Give the listing again in full, exactly as written.

━━ Records for the task

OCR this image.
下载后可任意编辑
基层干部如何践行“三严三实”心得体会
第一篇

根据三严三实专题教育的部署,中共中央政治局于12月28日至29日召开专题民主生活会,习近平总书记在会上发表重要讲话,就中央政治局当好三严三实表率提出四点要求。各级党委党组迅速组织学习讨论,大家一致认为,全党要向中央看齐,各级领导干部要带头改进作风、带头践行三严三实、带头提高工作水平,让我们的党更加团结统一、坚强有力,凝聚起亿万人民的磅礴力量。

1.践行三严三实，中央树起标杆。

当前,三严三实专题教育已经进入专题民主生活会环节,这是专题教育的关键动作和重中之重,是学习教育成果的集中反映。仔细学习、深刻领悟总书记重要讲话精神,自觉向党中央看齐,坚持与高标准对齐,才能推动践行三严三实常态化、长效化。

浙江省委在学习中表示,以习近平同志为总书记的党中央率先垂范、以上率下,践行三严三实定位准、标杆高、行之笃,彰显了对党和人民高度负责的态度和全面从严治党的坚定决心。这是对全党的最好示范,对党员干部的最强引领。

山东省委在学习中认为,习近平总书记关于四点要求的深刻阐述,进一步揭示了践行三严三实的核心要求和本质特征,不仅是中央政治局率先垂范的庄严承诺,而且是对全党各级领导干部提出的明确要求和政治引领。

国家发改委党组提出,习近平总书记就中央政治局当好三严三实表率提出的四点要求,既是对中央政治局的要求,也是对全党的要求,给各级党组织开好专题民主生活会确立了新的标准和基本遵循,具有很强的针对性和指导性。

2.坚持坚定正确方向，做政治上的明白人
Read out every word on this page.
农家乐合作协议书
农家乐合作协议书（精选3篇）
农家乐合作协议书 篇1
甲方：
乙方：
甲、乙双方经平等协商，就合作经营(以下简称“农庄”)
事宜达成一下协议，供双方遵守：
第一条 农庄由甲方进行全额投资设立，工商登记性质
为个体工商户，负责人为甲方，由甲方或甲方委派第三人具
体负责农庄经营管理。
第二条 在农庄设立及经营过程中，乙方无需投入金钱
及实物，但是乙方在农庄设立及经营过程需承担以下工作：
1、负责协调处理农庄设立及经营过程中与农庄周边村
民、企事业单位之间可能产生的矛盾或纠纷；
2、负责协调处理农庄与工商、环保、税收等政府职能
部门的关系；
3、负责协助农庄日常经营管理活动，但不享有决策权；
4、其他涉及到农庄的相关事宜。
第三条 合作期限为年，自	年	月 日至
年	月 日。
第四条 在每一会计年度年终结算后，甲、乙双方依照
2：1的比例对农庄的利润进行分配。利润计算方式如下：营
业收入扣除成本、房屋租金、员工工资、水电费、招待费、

━━━━

• Complete response
OCR this image.
下载后可任意编辑
基层干部如何践行“三严三实”心得体会
第一篇

根据三严三实专题教育的部署,中共中央政治局于12月28日至29日召开专题民主生活会,习近平总书记在会上发表重要讲话,就中央政治局当好三严三实表率提出四点要求。各级党委党组迅速组织学习讨论,大家一致认为,全党要向中央看齐,各级领导干部要带头改进作风、带头践行三严三实、带头提高工作水平,让我们的党更加团结统一、坚强有力,凝聚起亿万人民的磅礴力量。

1.践行三严三实，中央树起标杆。

当前,三严三实专题教育已经进入专题民主生活会环节,这是专题教育的关键动作和重中之重,是学习教育成果的集中反映。仔细学习、深刻领悟总书记重要讲话精神,自觉向党中央看齐,坚持与高标准对齐,才能推动践行三严三实常态化、长效化。

浙江省委在学习中表示,以习近平同志为总书记的党中央率先垂范、以上率下,践行三严三实定位准、标杆高、行之笃,彰显了对党和人民高度负责的态度和全面从严治党的坚定决心。这是对全党的最好示范,对党员干部的最强引领。

山东省委在学习中认为,习近平总书记关于四点要求的深刻阐述,进一步揭示了践行三严三实的核心要求和本质特征,不仅是中央政治局率先垂范的庄严承诺,而且是对全党各级领导干部提出的明确要求和政治引领。

国家发改委党组提出,习近平总书记就中央政治局当好三严三实表率提出的四点要求,既是对中央政治局的要求,也是对全党的要求,给各级党组织开好专题民主生活会确立了新的标准和基本遵循,具有很强的针对性和指导性。

2.坚持坚定正确方向，做政治上的明白人
Read out every word on this page.
农家乐合作协议书
农家乐合作协议书（精选3篇）
农家乐合作协议书 篇1
甲方：
乙方：
甲、乙双方经平等协商，就合作经营(以下简称“农庄”)
事宜达成一下协议，供双方遵守：
第一条 农庄由甲方进行全额投资设立，工商登记性质
为个体工商户，负责人为甲方，由甲方或甲方委派第三人具
体负责农庄经营管理。
第二条 在农庄设立及经营过程中，乙方无需投入金钱
及实物，但是乙方在农庄设立及经营过程需承担以下工作：
1、负责协调处理农庄设立及经营过程中与农庄周边村
民、企事业单位之间可能产生的矛盾或纠纷；
2、负责协调处理农庄与工商、环保、税收等政府职能
部门的关系；
3、负责协助农庄日常经营管理活动，但不享有决策权；
4、其他涉及到农庄的相关事宜。
第三条 合作期限为年，自	年	月 日至
年	月 日。
第四条 在每一会计年度年终结算后，甲、乙双方依照
2：1的比例对农庄的利润进行分配。利润计算方式如下：营
业收入扣除成本、房屋租金、员工工资、水电费、招待费、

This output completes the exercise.